▶ [Instruction] Your task is to copy the listing exactly. Drop any pictures from the copy.
# Start of Data supplied
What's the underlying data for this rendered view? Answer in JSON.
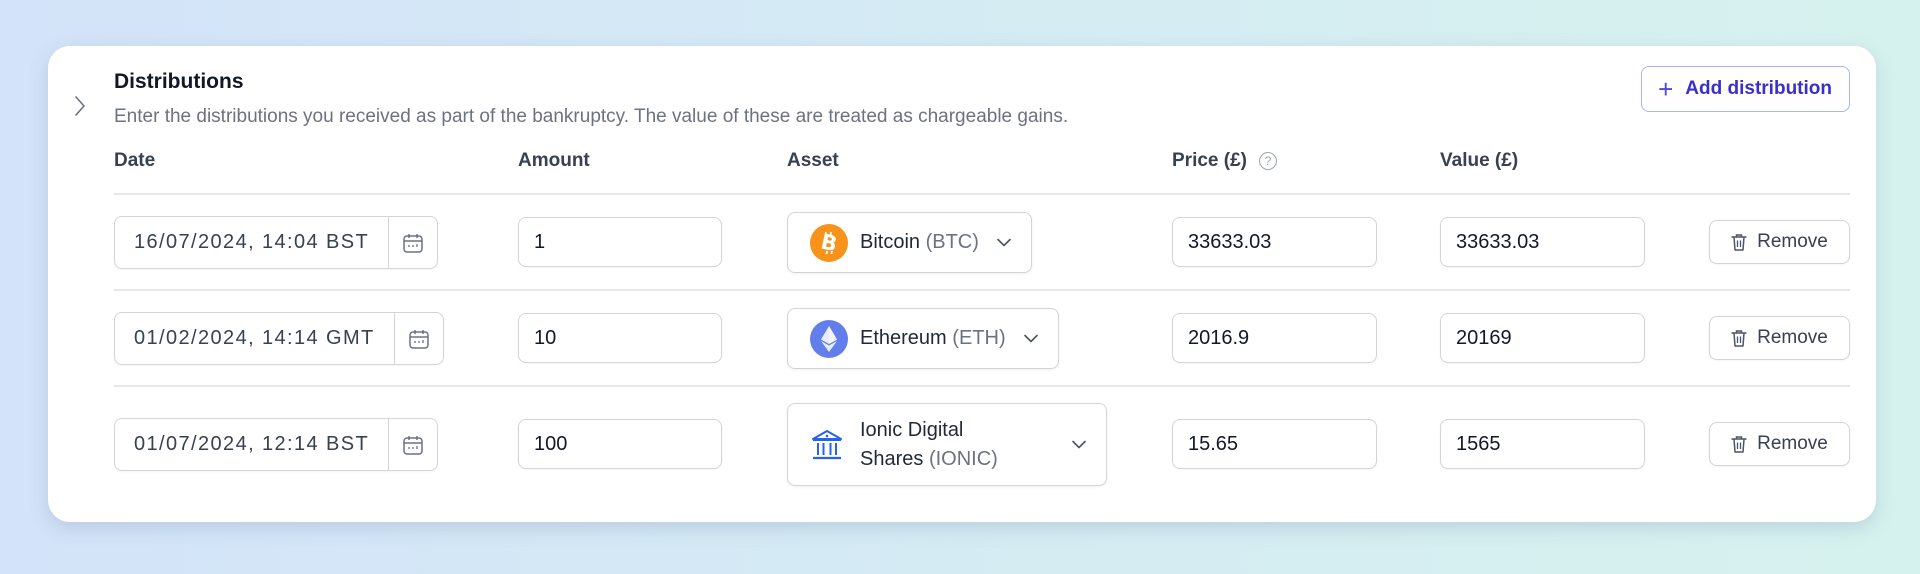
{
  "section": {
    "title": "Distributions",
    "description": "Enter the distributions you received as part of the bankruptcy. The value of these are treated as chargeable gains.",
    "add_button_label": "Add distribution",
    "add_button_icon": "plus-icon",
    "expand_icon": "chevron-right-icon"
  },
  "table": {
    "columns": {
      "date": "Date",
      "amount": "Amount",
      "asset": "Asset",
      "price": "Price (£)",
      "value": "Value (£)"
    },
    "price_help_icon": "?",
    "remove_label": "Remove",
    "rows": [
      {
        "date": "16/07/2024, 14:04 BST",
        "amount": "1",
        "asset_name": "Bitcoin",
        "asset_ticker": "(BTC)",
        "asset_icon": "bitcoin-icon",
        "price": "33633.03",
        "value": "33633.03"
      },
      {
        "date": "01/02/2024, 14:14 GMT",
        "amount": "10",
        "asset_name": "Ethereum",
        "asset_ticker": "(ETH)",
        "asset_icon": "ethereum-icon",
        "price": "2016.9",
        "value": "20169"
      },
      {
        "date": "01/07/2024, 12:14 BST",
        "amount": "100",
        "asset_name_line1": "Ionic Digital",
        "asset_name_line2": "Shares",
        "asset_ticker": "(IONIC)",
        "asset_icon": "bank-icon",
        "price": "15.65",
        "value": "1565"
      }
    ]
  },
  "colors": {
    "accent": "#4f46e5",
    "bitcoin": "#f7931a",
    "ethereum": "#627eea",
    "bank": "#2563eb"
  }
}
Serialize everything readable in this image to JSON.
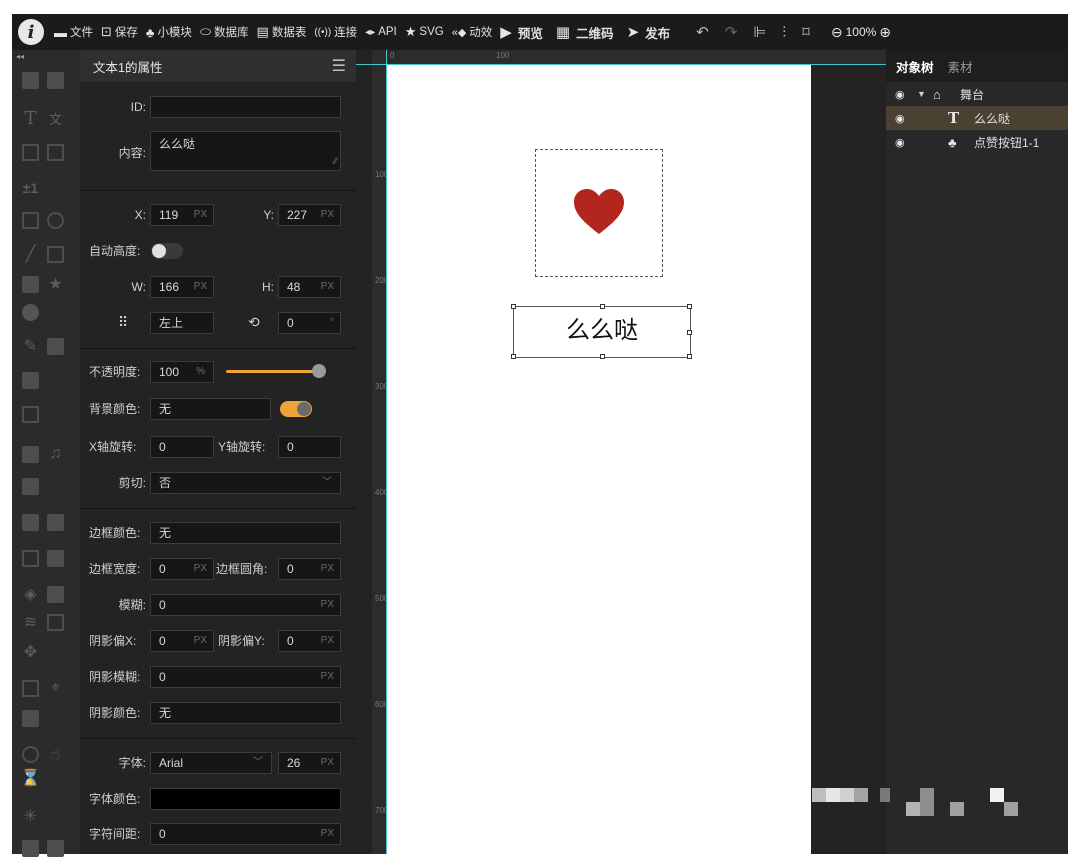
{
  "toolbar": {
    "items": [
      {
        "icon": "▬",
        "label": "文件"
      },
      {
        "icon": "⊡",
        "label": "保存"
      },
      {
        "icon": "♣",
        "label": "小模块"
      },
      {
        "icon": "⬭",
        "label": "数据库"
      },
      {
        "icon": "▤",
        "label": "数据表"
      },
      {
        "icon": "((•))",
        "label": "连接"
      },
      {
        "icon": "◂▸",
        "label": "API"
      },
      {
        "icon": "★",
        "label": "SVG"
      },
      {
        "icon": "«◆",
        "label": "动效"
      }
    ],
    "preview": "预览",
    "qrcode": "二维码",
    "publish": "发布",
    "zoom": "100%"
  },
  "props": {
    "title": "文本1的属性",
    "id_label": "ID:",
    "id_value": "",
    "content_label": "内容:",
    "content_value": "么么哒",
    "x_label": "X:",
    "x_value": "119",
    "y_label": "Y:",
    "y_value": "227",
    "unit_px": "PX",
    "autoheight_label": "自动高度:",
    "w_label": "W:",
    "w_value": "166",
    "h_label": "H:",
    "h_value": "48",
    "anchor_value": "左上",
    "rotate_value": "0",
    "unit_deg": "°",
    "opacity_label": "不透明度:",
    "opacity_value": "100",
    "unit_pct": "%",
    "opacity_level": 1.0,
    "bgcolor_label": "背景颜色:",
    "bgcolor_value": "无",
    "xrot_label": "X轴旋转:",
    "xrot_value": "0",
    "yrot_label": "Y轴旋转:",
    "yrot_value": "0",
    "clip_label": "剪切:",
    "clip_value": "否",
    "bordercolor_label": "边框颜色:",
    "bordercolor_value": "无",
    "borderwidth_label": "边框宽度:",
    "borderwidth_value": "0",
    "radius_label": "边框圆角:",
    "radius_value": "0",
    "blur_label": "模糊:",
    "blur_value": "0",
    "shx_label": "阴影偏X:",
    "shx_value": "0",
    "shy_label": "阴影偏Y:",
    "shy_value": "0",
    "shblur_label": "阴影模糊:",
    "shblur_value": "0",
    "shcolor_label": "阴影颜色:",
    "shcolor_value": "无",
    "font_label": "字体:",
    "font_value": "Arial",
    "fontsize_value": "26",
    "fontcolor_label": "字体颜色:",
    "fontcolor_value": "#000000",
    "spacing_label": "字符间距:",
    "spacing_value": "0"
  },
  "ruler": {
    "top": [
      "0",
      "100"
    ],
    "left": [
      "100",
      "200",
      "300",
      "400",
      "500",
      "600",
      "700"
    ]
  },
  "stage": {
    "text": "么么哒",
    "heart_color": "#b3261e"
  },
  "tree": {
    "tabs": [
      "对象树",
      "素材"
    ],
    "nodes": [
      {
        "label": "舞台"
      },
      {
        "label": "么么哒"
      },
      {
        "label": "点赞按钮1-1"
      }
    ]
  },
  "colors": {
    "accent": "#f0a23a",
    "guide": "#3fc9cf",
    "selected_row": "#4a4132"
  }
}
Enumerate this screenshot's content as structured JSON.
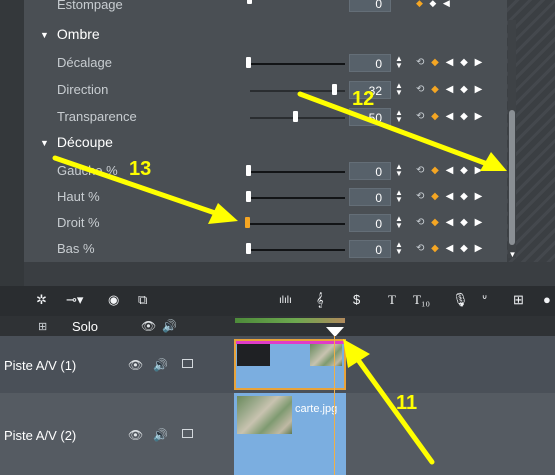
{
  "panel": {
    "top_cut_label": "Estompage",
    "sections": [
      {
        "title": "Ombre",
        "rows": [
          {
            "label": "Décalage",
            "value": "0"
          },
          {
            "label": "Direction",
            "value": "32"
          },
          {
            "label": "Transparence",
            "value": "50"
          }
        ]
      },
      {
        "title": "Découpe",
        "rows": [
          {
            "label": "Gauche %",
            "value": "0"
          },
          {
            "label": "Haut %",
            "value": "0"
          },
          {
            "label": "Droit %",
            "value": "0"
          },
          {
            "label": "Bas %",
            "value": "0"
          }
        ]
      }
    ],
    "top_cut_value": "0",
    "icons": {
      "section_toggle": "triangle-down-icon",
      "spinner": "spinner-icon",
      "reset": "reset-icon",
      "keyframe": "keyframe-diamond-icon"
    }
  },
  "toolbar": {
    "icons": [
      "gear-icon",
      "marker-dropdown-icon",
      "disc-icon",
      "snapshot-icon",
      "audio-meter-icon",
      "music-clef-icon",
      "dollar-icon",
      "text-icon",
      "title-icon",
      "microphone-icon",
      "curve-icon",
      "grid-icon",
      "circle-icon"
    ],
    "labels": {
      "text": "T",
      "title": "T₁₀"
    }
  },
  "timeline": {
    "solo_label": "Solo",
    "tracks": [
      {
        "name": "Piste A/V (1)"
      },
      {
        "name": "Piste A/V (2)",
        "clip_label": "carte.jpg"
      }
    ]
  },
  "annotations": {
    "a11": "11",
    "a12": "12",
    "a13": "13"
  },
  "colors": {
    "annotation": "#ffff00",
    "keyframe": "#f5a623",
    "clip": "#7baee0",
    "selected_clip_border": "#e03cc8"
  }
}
# End of Data supplied
▶ [Completed task]
What's the underlying data for this rendered view? Answer in JSON.
{
  "section": {
    "title": "Distributions",
    "description": "Enter the distributions you received as part of the bankruptcy. The value of these are treated as chargeable gains.",
    "add_button_label": "Add distribution",
    "add_button_icon": "plus-icon",
    "expand_icon": "chevron-right-icon"
  },
  "table": {
    "columns": {
      "date": "Date",
      "amount": "Amount",
      "asset": "Asset",
      "price": "Price (£)",
      "value": "Value (£)"
    },
    "price_help_icon": "?",
    "remove_label": "Remove",
    "rows": [
      {
        "date": "16/07/2024, 14:04 BST",
        "amount": "1",
        "asset_name": "Bitcoin",
        "asset_ticker": "(BTC)",
        "asset_icon": "bitcoin-icon",
        "price": "33633.03",
        "value": "33633.03"
      },
      {
        "date": "01/02/2024, 14:14 GMT",
        "amount": "10",
        "asset_name": "Ethereum",
        "asset_ticker": "(ETH)",
        "asset_icon": "ethereum-icon",
        "price": "2016.9",
        "value": "20169"
      },
      {
        "date": "01/07/2024, 12:14 BST",
        "amount": "100",
        "asset_name_line1": "Ionic Digital",
        "asset_name_line2": "Shares",
        "asset_ticker": "(IONIC)",
        "asset_icon": "bank-icon",
        "price": "15.65",
        "value": "1565"
      }
    ]
  },
  "colors": {
    "accent": "#4f46e5",
    "bitcoin": "#f7931a",
    "ethereum": "#627eea",
    "bank": "#2563eb"
  }
}
Serialize everything readable in this image to JSON.
{
  "toolbar": {
    "items": [
      {
        "icon": "▬",
        "label": "文件"
      },
      {
        "icon": "⊡",
        "label": "保存"
      },
      {
        "icon": "♣",
        "label": "小模块"
      },
      {
        "icon": "⬭",
        "label": "数据库"
      },
      {
        "icon": "▤",
        "label": "数据表"
      },
      {
        "icon": "((•))",
        "label": "连接"
      },
      {
        "icon": "◂▸",
        "label": "API"
      },
      {
        "icon": "★",
        "label": "SVG"
      },
      {
        "icon": "«◆",
        "label": "动效"
      }
    ],
    "preview": "预览",
    "qrcode": "二维码",
    "publish": "发布",
    "zoom": "100%"
  },
  "props": {
    "title": "文本1的属性",
    "id_label": "ID:",
    "id_value": "",
    "content_label": "内容:",
    "content_value": "么么哒",
    "x_label": "X:",
    "x_value": "119",
    "y_label": "Y:",
    "y_value": "227",
    "unit_px": "PX",
    "autoheight_label": "自动高度:",
    "w_label": "W:",
    "w_value": "166",
    "h_label": "H:",
    "h_value": "48",
    "anchor_value": "左上",
    "rotate_value": "0",
    "unit_deg": "°",
    "opacity_label": "不透明度:",
    "opacity_value": "100",
    "unit_pct": "%",
    "opacity_level": 1.0,
    "bgcolor_label": "背景颜色:",
    "bgcolor_value": "无",
    "xrot_label": "X轴旋转:",
    "xrot_value": "0",
    "yrot_label": "Y轴旋转:",
    "yrot_value": "0",
    "clip_label": "剪切:",
    "clip_value": "否",
    "bordercolor_label": "边框颜色:",
    "bordercolor_value": "无",
    "borderwidth_label": "边框宽度:",
    "borderwidth_value": "0",
    "radius_label": "边框圆角:",
    "radius_value": "0",
    "blur_label": "模糊:",
    "blur_value": "0",
    "shx_label": "阴影偏X:",
    "shx_value": "0",
    "shy_label": "阴影偏Y:",
    "shy_value": "0",
    "shblur_label": "阴影模糊:",
    "shblur_value": "0",
    "shcolor_label": "阴影颜色:",
    "shcolor_value": "无",
    "font_label": "字体:",
    "font_value": "Arial",
    "fontsize_value": "26",
    "fontcolor_label": "字体颜色:",
    "fontcolor_value": "#000000",
    "spacing_label": "字符间距:",
    "spacing_value": "0"
  },
  "ruler": {
    "top": [
      "0",
      "100"
    ],
    "left": [
      "100",
      "200",
      "300",
      "400",
      "500",
      "600",
      "700"
    ]
  },
  "stage": {
    "text": "么么哒",
    "heart_color": "#b3261e"
  },
  "tree": {
    "tabs": [
      "对象树",
      "素材"
    ],
    "nodes": [
      {
        "label": "舞台"
      },
      {
        "label": "么么哒"
      },
      {
        "label": "点赞按钮1-1"
      }
    ]
  },
  "colors": {
    "accent": "#f0a23a",
    "guide": "#3fc9cf",
    "selected_row": "#4a4132"
  }
}
Enumerate this screenshot's content as structured JSON.
{
  "panel": {
    "top_cut_label": "Estompage",
    "sections": [
      {
        "title": "Ombre",
        "rows": [
          {
            "label": "Décalage",
            "value": "0"
          },
          {
            "label": "Direction",
            "value": "32"
          },
          {
            "label": "Transparence",
            "value": "50"
          }
        ]
      },
      {
        "title": "Découpe",
        "rows": [
          {
            "label": "Gauche %",
            "value": "0"
          },
          {
            "label": "Haut %",
            "value": "0"
          },
          {
            "label": "Droit %",
            "value": "0"
          },
          {
            "label": "Bas %",
            "value": "0"
          }
        ]
      }
    ],
    "top_cut_value": "0",
    "icons": {
      "section_toggle": "triangle-down-icon",
      "spinner": "spinner-icon",
      "reset": "reset-icon",
      "keyframe": "keyframe-diamond-icon"
    }
  },
  "toolbar": {
    "icons": [
      "gear-icon",
      "marker-dropdown-icon",
      "disc-icon",
      "snapshot-icon",
      "audio-meter-icon",
      "music-clef-icon",
      "dollar-icon",
      "text-icon",
      "title-icon",
      "microphone-icon",
      "curve-icon",
      "grid-icon",
      "circle-icon"
    ],
    "labels": {
      "text": "T",
      "title": "T₁₀"
    }
  },
  "timeline": {
    "solo_label": "Solo",
    "tracks": [
      {
        "name": "Piste A/V (1)"
      },
      {
        "name": "Piste A/V (2)",
        "clip_label": "carte.jpg"
      }
    ]
  },
  "annotations": {
    "a11": "11",
    "a12": "12",
    "a13": "13"
  },
  "colors": {
    "annotation": "#ffff00",
    "keyframe": "#f5a623",
    "clip": "#7baee0",
    "selected_clip_border": "#e03cc8"
  }
}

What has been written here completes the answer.